**TASK OBJECTIVE:** Find the string "Percussion" in the data, then copy every line where it is found.

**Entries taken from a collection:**
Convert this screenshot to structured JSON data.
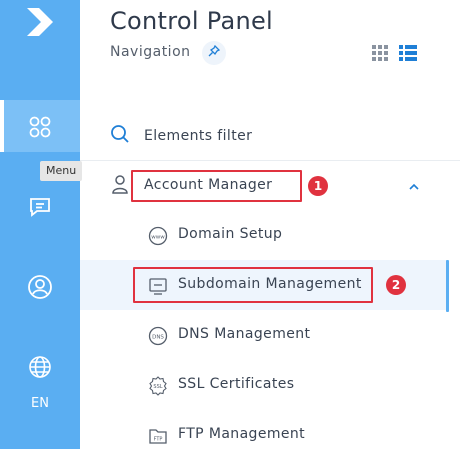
{
  "rail": {
    "items": [
      {
        "name": "brand-logo",
        "icon": "arrow-logo-icon"
      },
      {
        "name": "apps",
        "icon": "four-circles-icon",
        "active": true
      },
      {
        "name": "messages",
        "icon": "chat-icon"
      },
      {
        "name": "profile",
        "icon": "user-circle-icon"
      },
      {
        "name": "language",
        "icon": "globe-icon"
      }
    ],
    "language_label": "EN",
    "tooltip": "Menu"
  },
  "header": {
    "title": "Control Panel",
    "subtitle": "Navigation",
    "pin_icon": "pin-icon",
    "view_options": [
      "grid-view-icon",
      "list-view-icon"
    ]
  },
  "filter": {
    "label": "Elements filter",
    "icon": "search-icon"
  },
  "menu": {
    "section": {
      "label": "Account Manager",
      "icon": "user-icon",
      "expanded": true
    },
    "items": [
      {
        "label": "Domain Setup",
        "icon": "www-icon",
        "selected": false
      },
      {
        "label": "Subdomain Management",
        "icon": "subdomain-icon",
        "selected": true
      },
      {
        "label": "DNS Management",
        "icon": "dns-icon",
        "selected": false
      },
      {
        "label": "SSL Certificates",
        "icon": "ssl-icon",
        "selected": false
      },
      {
        "label": "FTP Management",
        "icon": "ftp-icon",
        "selected": false
      }
    ]
  },
  "annotations": [
    {
      "number": "1",
      "color": "#e0323f"
    },
    {
      "number": "2",
      "color": "#e0323f"
    }
  ],
  "colors": {
    "rail": "#5aaef2",
    "accent": "#1f7fd6",
    "annotation": "#e0323f",
    "selected_row": "#eef5fd"
  }
}
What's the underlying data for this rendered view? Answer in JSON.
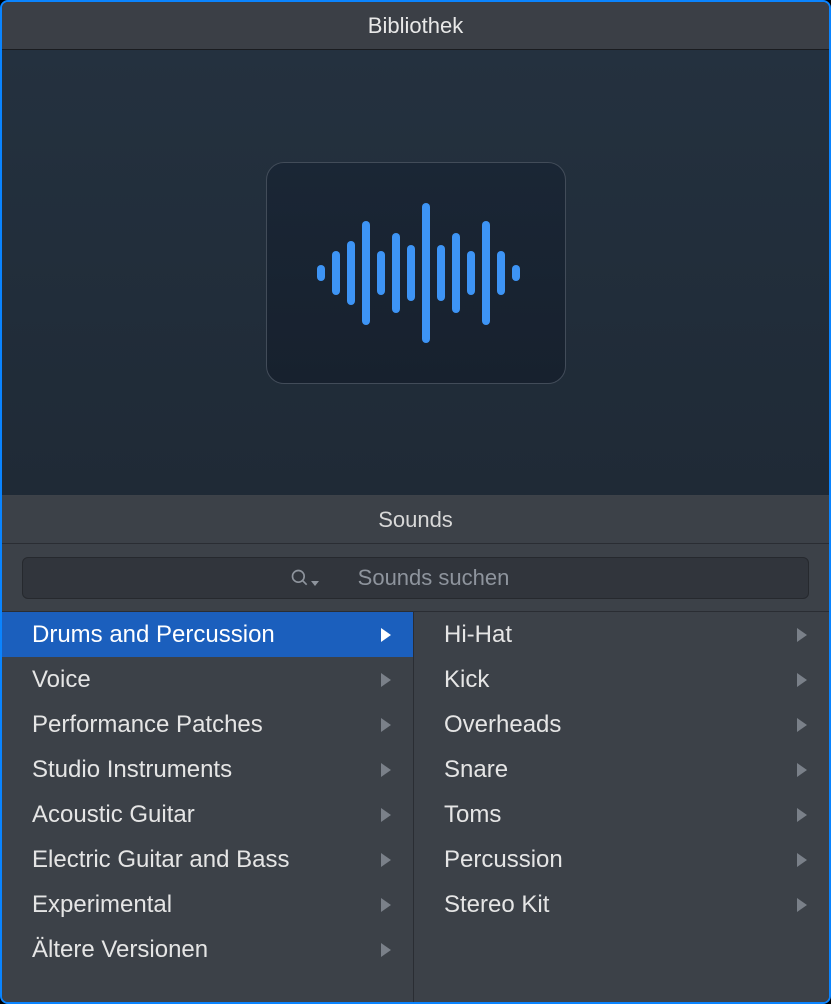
{
  "titlebar": {
    "title": "Bibliothek"
  },
  "sounds_header": {
    "label": "Sounds"
  },
  "search": {
    "placeholder": "Sounds suchen"
  },
  "categories": {
    "items": [
      {
        "label": "Drums and Percussion",
        "selected": true,
        "has_children": true
      },
      {
        "label": "Voice",
        "selected": false,
        "has_children": true
      },
      {
        "label": "Performance Patches",
        "selected": false,
        "has_children": true
      },
      {
        "label": "Studio Instruments",
        "selected": false,
        "has_children": true
      },
      {
        "label": "Acoustic Guitar",
        "selected": false,
        "has_children": true
      },
      {
        "label": "Electric Guitar and Bass",
        "selected": false,
        "has_children": true
      },
      {
        "label": "Experimental",
        "selected": false,
        "has_children": true
      },
      {
        "label": "Ältere Versionen",
        "selected": false,
        "has_children": true
      }
    ]
  },
  "subcategories": {
    "items": [
      {
        "label": "Hi-Hat",
        "has_children": true
      },
      {
        "label": "Kick",
        "has_children": true
      },
      {
        "label": "Overheads",
        "has_children": true
      },
      {
        "label": "Snare",
        "has_children": true
      },
      {
        "label": "Toms",
        "has_children": true
      },
      {
        "label": "Percussion",
        "has_children": true
      },
      {
        "label": "Stereo Kit",
        "has_children": true
      }
    ]
  },
  "icons": {
    "preview": "waveform-icon"
  },
  "colors": {
    "selection": "#1b5fbd",
    "accent": "#3d94f5",
    "window_border": "#0a84ff"
  }
}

**SOLUTION TO THIS EXERCISE:**
        "label": "Drums and Percussion",
        "label": "Percussion",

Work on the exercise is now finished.